→ Task description
Each entry needs to be restated exactly as written.

→ Excerpted records
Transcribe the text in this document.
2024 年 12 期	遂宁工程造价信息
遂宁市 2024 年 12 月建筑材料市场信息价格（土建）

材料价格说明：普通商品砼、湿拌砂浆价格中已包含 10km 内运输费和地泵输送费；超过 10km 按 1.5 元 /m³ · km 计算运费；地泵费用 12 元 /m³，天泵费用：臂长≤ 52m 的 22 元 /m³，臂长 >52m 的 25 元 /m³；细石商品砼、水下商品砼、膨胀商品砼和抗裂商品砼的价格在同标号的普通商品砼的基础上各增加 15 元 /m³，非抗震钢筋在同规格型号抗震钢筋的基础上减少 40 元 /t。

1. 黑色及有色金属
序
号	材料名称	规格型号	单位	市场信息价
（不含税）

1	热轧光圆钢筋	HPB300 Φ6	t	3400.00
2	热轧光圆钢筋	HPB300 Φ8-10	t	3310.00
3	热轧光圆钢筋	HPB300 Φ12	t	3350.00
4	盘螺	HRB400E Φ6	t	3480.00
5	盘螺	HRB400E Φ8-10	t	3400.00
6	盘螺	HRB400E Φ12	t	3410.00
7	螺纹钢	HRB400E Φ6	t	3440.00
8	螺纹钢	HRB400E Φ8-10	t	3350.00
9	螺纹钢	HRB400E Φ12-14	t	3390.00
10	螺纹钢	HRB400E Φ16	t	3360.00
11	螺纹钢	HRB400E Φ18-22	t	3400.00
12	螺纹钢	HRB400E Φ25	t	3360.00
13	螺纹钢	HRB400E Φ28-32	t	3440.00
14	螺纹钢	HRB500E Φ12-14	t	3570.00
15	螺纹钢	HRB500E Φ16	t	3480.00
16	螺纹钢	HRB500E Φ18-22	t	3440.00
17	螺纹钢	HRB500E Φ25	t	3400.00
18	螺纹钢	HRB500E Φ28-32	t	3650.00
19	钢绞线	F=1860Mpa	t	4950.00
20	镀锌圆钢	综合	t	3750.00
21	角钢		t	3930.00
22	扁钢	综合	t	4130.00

→ Exercise response
Transcribe the text in this document.
2024 年 12 期	遂宁工程造价信息
遂宁市 2024 年 12 月建筑材料市场信息价格（土建）

材料价格说明：普通商品砼、湿拌砂浆价格中已包含 10km 内运输费和地泵输送费；超过 10km 按 1.5 元 /m³ · km 计算运费；地泵费用 12 元 /m³，天泵费用：臂长≤ 52m 的 22 元 /m³，臂长 >52m 的 25 元 /m³；细石商品砼、水下商品砼、膨胀商品砼和抗裂商品砼的价格在同标号的普通商品砼的基础上各增加 15 元 /m³，非抗震钢筋在同规格型号抗震钢筋的基础上减少 40 元 /t。

1. 黑色及有色金属
序
号	材料名称	规格型号	单位	市场信息价
（不含税）

1	热轧光圆钢筋	HPB300 Φ6	t	3400.00
2	热轧光圆钢筋	HPB300 Φ8-10	t	3310.00
3	热轧光圆钢筋	HPB300 Φ12	t	3350.00
4	盘螺	HRB400E Φ6	t	3480.00
5	盘螺	HRB400E Φ8-10	t	3400.00
6	盘螺	HRB400E Φ12	t	3410.00
7	螺纹钢	HRB400E Φ6	t	3440.00
8	螺纹钢	HRB400E Φ8-10	t	3350.00
9	螺纹钢	HRB400E Φ12-14	t	3390.00
10	螺纹钢	HRB400E Φ16	t	3360.00
11	螺纹钢	HRB400E Φ18-22	t	3400.00
12	螺纹钢	HRB400E Φ25	t	3360.00
13	螺纹钢	HRB400E Φ28-32	t	3440.00
14	螺纹钢	HRB500E Φ12-14	t	3570.00
15	螺纹钢	HRB500E Φ16	t	3480.00
16	螺纹钢	HRB500E Φ18-22	t	3440.00
17	螺纹钢	HRB500E Φ25	t	3400.00
18	螺纹钢	HRB500E Φ28-32	t	3650.00
19	钢绞线	F=1860Mpa	t	4950.00
20	镀锌圆钢	综合	t	3750.00
21	角钢		t	3930.00
22	扁钢	综合	t	4130.00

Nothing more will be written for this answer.